• **What to work on**
Without the images, write out the whole listing exactly.

==== Supplied data

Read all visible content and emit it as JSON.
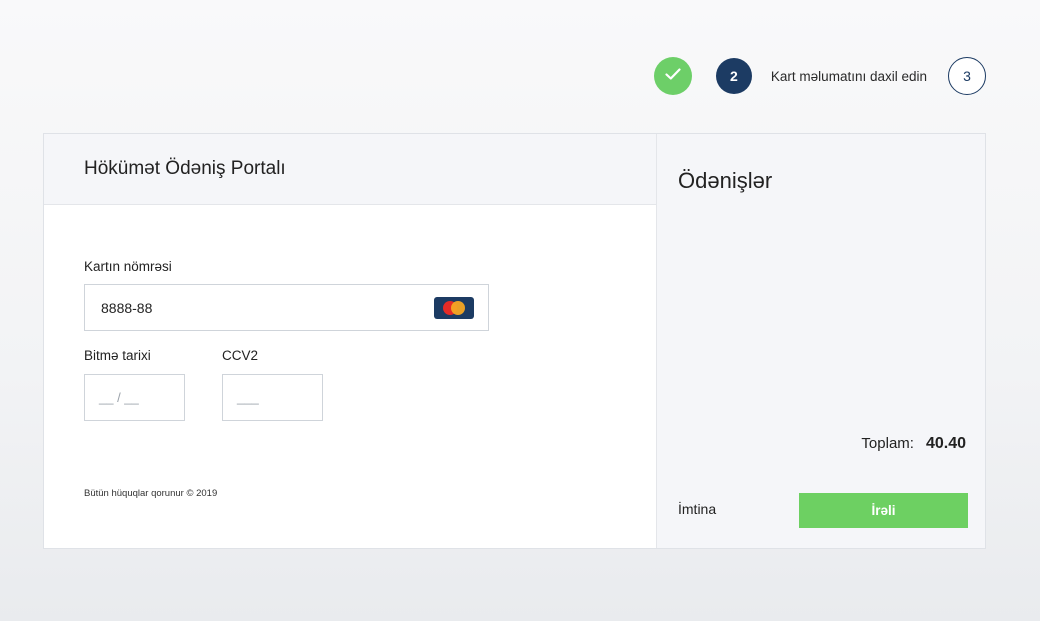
{
  "stepper": {
    "step1_icon": "check-icon",
    "step2_number": "2",
    "step2_label": "Kart məlumatını daxil edin",
    "step3_number": "3"
  },
  "form": {
    "title": "Hökümət Ödəniş Portalı",
    "card_number_label": "Kartın nömrəsi",
    "card_number_value": "8888-88",
    "card_brand_icon": "mastercard-icon",
    "expiry_label": "Bitmə tarixi",
    "expiry_placeholder": "__ / __",
    "ccv_label": "CCV2",
    "ccv_placeholder": "___",
    "copyright": "Bütün hüquqlar qorunur © 2019"
  },
  "summary": {
    "title": "Ödənişlər",
    "total_label": "Toplam:",
    "total_value": "40.40",
    "cancel_label": "İmtina",
    "next_label": "İrəli"
  },
  "colors": {
    "accent_green": "#6dd062",
    "navy": "#1c3b63"
  }
}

========

• **Written solution**
Read all visible content and emit it as JSON.
{
  "stepper": {
    "step1_icon": "check-icon",
    "step2_number": "2",
    "step2_label": "Kart məlumatını daxil edin",
    "step3_number": "3"
  },
  "form": {
    "title": "Hökümət Ödəniş Portalı",
    "card_number_label": "Kartın nömrəsi",
    "card_number_value": "8888-88",
    "card_brand_icon": "mastercard-icon",
    "expiry_label": "Bitmə tarixi",
    "expiry_placeholder": "__ / __",
    "ccv_label": "CCV2",
    "ccv_placeholder": "___",
    "copyright": "Bütün hüquqlar qorunur © 2019"
  },
  "summary": {
    "title": "Ödənişlər",
    "total_label": "Toplam:",
    "total_value": "40.40",
    "cancel_label": "İmtina",
    "next_label": "İrəli"
  },
  "colors": {
    "accent_green": "#6dd062",
    "navy": "#1c3b63"
  }
}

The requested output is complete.